### WRITTEN INSTRUCTION
Determine the number of lines containing the word "JSON", and state that figure alone.
<<<<
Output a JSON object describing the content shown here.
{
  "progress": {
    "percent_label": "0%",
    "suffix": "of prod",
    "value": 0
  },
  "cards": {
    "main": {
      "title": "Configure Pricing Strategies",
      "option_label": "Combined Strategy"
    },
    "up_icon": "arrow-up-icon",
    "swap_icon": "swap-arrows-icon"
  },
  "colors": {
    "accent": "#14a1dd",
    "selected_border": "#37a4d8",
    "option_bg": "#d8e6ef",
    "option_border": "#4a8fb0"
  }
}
>>>>
<<<<
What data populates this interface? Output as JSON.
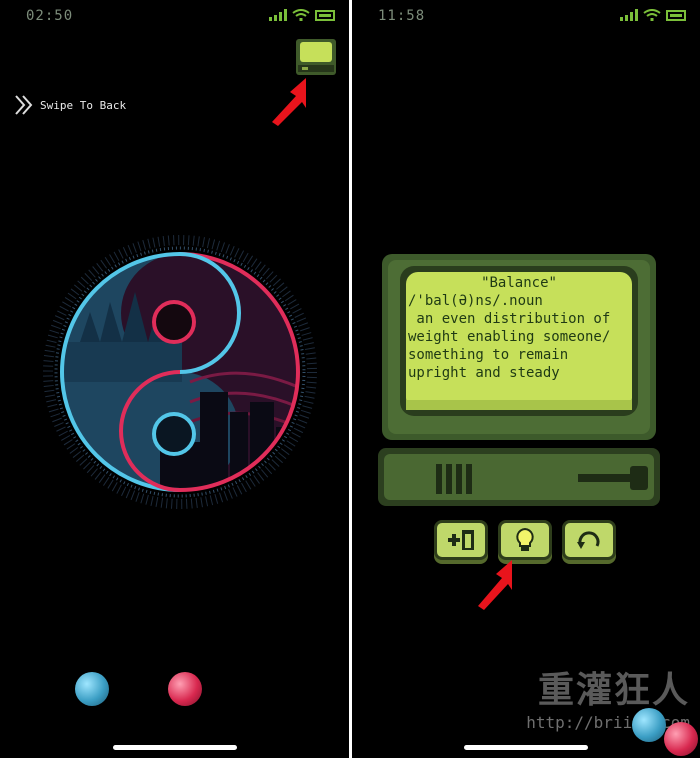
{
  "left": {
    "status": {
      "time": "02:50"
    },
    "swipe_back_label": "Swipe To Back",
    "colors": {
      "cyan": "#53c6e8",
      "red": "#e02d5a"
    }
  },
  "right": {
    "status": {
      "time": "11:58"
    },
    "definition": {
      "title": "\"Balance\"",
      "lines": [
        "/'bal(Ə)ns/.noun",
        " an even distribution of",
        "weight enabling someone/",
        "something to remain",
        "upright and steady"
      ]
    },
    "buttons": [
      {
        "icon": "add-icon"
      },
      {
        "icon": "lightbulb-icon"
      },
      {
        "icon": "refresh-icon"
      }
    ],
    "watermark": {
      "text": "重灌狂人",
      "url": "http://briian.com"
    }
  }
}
>>>>
### EXERCISE RESULT
2